Your task: Verbatim output of the full listing is required.

#### Supplied data ####

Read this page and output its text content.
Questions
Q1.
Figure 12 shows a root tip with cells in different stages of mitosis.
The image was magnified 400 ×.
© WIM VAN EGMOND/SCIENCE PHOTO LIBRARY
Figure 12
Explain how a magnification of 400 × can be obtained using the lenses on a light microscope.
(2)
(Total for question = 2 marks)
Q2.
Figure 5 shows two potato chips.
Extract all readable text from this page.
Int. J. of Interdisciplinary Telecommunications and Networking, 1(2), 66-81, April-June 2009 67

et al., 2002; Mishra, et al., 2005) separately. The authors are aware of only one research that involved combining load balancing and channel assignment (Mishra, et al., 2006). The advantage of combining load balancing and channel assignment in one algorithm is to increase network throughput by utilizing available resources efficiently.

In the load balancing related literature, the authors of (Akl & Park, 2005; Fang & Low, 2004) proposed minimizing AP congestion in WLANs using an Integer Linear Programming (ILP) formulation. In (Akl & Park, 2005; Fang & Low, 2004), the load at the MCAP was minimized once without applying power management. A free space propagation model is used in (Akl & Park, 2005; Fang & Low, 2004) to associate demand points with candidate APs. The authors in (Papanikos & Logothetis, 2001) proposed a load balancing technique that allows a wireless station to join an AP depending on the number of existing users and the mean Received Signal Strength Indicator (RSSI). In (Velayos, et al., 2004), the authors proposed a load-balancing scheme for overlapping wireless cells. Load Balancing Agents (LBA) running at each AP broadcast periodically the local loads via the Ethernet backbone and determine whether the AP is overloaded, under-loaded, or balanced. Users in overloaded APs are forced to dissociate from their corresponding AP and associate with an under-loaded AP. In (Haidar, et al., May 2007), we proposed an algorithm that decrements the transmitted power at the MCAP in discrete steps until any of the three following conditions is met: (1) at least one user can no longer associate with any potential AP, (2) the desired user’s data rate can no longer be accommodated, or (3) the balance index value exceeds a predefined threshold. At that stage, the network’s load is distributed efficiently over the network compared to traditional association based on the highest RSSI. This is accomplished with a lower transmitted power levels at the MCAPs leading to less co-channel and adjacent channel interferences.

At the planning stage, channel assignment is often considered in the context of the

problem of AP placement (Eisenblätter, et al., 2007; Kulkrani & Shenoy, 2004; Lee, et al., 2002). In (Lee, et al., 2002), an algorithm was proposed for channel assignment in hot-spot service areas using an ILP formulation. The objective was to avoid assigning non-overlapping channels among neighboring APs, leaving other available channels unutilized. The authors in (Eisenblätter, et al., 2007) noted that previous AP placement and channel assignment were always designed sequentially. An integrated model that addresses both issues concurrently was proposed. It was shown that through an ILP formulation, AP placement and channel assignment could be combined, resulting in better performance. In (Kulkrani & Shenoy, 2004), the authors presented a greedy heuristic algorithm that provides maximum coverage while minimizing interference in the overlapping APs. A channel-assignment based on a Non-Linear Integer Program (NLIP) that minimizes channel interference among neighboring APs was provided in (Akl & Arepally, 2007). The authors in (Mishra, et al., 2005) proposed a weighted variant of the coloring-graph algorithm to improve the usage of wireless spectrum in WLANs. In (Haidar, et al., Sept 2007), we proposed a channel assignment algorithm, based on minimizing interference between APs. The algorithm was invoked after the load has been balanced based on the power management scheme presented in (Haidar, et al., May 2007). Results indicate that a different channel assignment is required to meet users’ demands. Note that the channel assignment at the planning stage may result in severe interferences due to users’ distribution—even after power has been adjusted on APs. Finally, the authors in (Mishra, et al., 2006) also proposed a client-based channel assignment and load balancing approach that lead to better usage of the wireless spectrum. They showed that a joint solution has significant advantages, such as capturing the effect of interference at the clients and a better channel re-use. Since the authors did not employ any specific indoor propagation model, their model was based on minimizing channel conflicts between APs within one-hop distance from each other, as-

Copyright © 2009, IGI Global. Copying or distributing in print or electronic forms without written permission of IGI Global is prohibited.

####

Written solution:
Read this page and output its text content.
Questions
Q1.
Figure 12 shows a root tip with cells in different stages of mitosis.
The image was magnified 400 ×.
© WIM VAN EGMOND/SCIENCE PHOTO LIBRARY
Figure 12
Explain how a magnification of 400 × can be obtained using the lenses on a light microscope.
(2)
(Total for question = 2 marks)
Q2.
Figure 5 shows two potato chips.
Extract all readable text from this page.
Int. J. of Interdisciplinary Telecommunications and Networking, 1(2), 66-81, April-June 2009 67

et al., 2002; Mishra, et al., 2005) separately. The authors are aware of only one research that involved combining load balancing and channel assignment (Mishra, et al., 2006). The advantage of combining load balancing and channel assignment in one algorithm is to increase network throughput by utilizing available resources efficiently.

In the load balancing related literature, the authors of (Akl & Park, 2005; Fang & Low, 2004) proposed minimizing AP congestion in WLANs using an Integer Linear Programming (ILP) formulation. In (Akl & Park, 2005; Fang & Low, 2004), the load at the MCAP was minimized once without applying power management. A free space propagation model is used in (Akl & Park, 2005; Fang & Low, 2004) to associate demand points with candidate APs. The authors in (Papanikos & Logothetis, 2001) proposed a load balancing technique that allows a wireless station to join an AP depending on the number of existing users and the mean Received Signal Strength Indicator (RSSI). In (Velayos, et al., 2004), the authors proposed a load-balancing scheme for overlapping wireless cells. Load Balancing Agents (LBA) running at each AP broadcast periodically the local loads via the Ethernet backbone and determine whether the AP is overloaded, under-loaded, or balanced. Users in overloaded APs are forced to dissociate from their corresponding AP and associate with an under-loaded AP. In (Haidar, et al., May 2007), we proposed an algorithm that decrements the transmitted power at the MCAP in discrete steps until any of the three following conditions is met: (1) at least one user can no longer associate with any potential AP, (2) the desired user’s data rate can no longer be accommodated, or (3) the balance index value exceeds a predefined threshold. At that stage, the network’s load is distributed efficiently over the network compared to traditional association based on the highest RSSI. This is accomplished with a lower transmitted power levels at the MCAPs leading to less co-channel and adjacent channel interferences.

At the planning stage, channel assignment is often considered in the context of the

problem of AP placement (Eisenblätter, et al., 2007; Kulkrani & Shenoy, 2004; Lee, et al., 2002). In (Lee, et al., 2002), an algorithm was proposed for channel assignment in hot-spot service areas using an ILP formulation. The objective was to avoid assigning non-overlapping channels among neighboring APs, leaving other available channels unutilized. The authors in (Eisenblätter, et al., 2007) noted that previous AP placement and channel assignment were always designed sequentially. An integrated model that addresses both issues concurrently was proposed. It was shown that through an ILP formulation, AP placement and channel assignment could be combined, resulting in better performance. In (Kulkrani & Shenoy, 2004), the authors presented a greedy heuristic algorithm that provides maximum coverage while minimizing interference in the overlapping APs. A channel-assignment based on a Non-Linear Integer Program (NLIP) that minimizes channel interference among neighboring APs was provided in (Akl & Arepally, 2007). The authors in (Mishra, et al., 2005) proposed a weighted variant of the coloring-graph algorithm to improve the usage of wireless spectrum in WLANs. In (Haidar, et al., Sept 2007), we proposed a channel assignment algorithm, based on minimizing interference between APs. The algorithm was invoked after the load has been balanced based on the power management scheme presented in (Haidar, et al., May 2007). Results indicate that a different channel assignment is required to meet users’ demands. Note that the channel assignment at the planning stage may result in severe interferences due to users’ distribution—even after power has been adjusted on APs. Finally, the authors in (Mishra, et al., 2006) also proposed a client-based channel assignment and load balancing approach that lead to better usage of the wireless spectrum. They showed that a joint solution has significant advantages, such as capturing the effect of interference at the clients and a better channel re-use. Since the authors did not employ any specific indoor propagation model, their model was based on minimizing channel conflicts between APs within one-hop distance from each other, as-

Copyright © 2009, IGI Global. Copying or distributing in print or electronic forms without written permission of IGI Global is prohibited.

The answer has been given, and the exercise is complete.